Text passage

Desomorphine is a powerful opioid best known in illicit form as “krokodil.” A desomorphine use disorder is a pattern of opioid use in which a person continues using desomorphine despite serious physical, psychological, social, or safety-related harm. The condition is especially dangerous because illicit desomorphine is often injected and may contain caustic contaminants from crude, nonmedical production.
Clinically, the problem is usually understood as an opioid use disorder involving desomorphine rather than as a separate diagnostic category. The key concerns are compulsive use, craving, withdrawal, overdose risk, severe tissue damage, infection, and the way opioid dependence can narrow a person’s choices even when the consequences are obvious and frightening.
Table of Contents
- What Desomorphine Use Disorder Means
- How Desomorphine Affects the Brain and Body
- Symptoms of Desomorphine Use Disorder
- Physical Signs and Medical Red Flags
- Causes and Risk Factors
- Diagnosis and Assessment Context
- Complications and Long-Term Effects
What Desomorphine Use Disorder Means
Desomorphine use disorder means opioid use has become hard to control and continues despite harm. The substance involved is desomorphine, but the clinical pattern falls under opioid use disorder because desomorphine acts on opioid receptors and can produce tolerance, withdrawal, craving, and overdose.
Desomorphine is a semi-synthetic opioid related to morphine. In illicit settings, it is often referred to as krokodil, a name associated with severe skin and soft-tissue injuries that can follow injection. The drug has drawn attention because reported injuries can be dramatic, but the disorder itself is not defined by appearance alone. A person can meet criteria for opioid use disorder because of behavior, loss of control, craving, withdrawal, and functional decline even before obvious tissue damage appears.

What is expected
Rewrite the desomorphine text, starting at "Desomorphine is a semi-synthetic" and ending at "tissue damage appears.", with "injuries" changed to "wounds".

Dataset records:
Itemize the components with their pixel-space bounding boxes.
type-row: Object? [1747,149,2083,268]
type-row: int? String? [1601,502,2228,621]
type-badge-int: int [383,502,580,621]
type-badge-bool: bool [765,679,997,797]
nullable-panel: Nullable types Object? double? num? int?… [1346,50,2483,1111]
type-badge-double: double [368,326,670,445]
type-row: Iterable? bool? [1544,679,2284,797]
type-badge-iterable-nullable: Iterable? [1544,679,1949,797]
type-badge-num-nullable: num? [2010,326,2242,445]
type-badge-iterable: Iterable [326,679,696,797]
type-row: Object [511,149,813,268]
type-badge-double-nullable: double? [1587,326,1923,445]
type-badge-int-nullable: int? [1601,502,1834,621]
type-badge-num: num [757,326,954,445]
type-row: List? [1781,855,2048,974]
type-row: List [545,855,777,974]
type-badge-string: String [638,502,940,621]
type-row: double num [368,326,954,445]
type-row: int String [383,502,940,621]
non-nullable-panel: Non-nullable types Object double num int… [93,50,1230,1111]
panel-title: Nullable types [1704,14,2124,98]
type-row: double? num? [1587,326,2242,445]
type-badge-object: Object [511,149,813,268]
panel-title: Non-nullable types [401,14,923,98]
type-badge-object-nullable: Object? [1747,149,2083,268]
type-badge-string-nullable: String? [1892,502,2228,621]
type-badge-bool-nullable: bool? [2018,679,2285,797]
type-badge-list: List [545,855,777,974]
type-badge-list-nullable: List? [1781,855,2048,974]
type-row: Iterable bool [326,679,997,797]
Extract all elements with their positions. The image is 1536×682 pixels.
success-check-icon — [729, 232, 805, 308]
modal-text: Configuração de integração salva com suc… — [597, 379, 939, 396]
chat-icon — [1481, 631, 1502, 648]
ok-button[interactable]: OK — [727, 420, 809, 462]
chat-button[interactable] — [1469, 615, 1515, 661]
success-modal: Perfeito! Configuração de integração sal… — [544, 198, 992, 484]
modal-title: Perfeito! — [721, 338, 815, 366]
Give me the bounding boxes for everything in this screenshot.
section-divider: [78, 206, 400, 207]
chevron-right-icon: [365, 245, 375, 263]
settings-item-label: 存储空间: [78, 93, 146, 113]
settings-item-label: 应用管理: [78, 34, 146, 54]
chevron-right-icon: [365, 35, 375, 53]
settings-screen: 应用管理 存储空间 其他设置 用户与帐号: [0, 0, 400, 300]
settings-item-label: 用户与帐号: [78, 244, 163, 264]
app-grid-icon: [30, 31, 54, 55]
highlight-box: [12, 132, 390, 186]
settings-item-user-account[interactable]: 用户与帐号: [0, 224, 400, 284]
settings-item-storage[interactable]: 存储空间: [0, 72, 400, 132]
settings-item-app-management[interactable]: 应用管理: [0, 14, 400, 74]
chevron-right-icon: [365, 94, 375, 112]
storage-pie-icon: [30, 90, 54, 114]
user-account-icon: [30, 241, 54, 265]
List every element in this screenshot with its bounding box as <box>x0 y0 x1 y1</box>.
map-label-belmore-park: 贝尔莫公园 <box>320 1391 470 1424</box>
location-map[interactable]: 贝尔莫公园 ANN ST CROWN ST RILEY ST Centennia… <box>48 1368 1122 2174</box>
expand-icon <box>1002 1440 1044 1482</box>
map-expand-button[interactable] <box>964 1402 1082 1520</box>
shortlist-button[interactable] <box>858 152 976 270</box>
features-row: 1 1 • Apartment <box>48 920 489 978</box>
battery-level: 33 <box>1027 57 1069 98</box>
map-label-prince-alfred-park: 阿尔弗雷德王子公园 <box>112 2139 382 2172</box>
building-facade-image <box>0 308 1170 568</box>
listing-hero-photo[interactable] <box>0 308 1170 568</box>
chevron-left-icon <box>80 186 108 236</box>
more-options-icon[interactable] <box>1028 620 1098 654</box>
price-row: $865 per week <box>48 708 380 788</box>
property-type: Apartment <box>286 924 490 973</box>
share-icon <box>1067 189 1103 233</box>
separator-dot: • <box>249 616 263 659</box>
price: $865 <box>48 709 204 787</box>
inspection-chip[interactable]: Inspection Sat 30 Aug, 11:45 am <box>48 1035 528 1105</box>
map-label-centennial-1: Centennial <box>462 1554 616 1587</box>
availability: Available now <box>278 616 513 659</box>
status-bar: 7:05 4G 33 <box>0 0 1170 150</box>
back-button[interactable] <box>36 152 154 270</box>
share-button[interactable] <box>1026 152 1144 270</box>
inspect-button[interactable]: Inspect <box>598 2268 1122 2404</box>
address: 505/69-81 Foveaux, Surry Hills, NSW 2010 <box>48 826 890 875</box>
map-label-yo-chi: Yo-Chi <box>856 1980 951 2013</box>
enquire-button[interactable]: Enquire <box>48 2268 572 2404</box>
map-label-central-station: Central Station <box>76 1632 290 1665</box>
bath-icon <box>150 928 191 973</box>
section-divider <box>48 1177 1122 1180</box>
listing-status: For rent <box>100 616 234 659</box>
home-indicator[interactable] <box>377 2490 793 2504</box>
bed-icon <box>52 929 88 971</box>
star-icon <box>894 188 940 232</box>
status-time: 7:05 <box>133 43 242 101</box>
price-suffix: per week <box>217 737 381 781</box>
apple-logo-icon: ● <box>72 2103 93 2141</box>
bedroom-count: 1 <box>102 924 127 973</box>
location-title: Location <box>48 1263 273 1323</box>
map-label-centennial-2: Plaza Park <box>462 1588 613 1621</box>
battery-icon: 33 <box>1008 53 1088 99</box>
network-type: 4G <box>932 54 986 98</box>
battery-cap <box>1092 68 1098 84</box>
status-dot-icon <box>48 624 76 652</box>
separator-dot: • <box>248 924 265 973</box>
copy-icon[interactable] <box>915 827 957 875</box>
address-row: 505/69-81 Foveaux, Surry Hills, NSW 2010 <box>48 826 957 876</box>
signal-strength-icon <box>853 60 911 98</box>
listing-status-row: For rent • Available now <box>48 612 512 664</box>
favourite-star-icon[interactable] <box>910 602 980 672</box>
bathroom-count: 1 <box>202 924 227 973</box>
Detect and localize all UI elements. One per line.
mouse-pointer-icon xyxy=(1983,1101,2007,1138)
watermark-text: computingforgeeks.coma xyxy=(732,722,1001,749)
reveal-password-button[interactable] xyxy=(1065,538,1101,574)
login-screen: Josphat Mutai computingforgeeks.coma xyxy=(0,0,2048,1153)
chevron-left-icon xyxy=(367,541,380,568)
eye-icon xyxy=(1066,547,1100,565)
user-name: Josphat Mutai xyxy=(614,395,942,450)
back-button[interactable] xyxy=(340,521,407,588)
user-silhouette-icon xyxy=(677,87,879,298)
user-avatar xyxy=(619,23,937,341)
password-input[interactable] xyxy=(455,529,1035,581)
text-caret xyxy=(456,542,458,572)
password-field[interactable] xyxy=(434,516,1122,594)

Written answer
Desomorphine is a semi-synthetic opioid related to morphine. In illicit settings, it is often referred to as krokodil, a name associated with severe skin and soft-tissue wounds that can follow injection. The drug has drawn attention because reported wounds can be dramatic, but the disorder itself is not defined by appearance alone. A person can meet criteria for opioid use disorder because of behavior, loss of control, craving, withdrawal, and functional decline even before obvious tissue damage appears.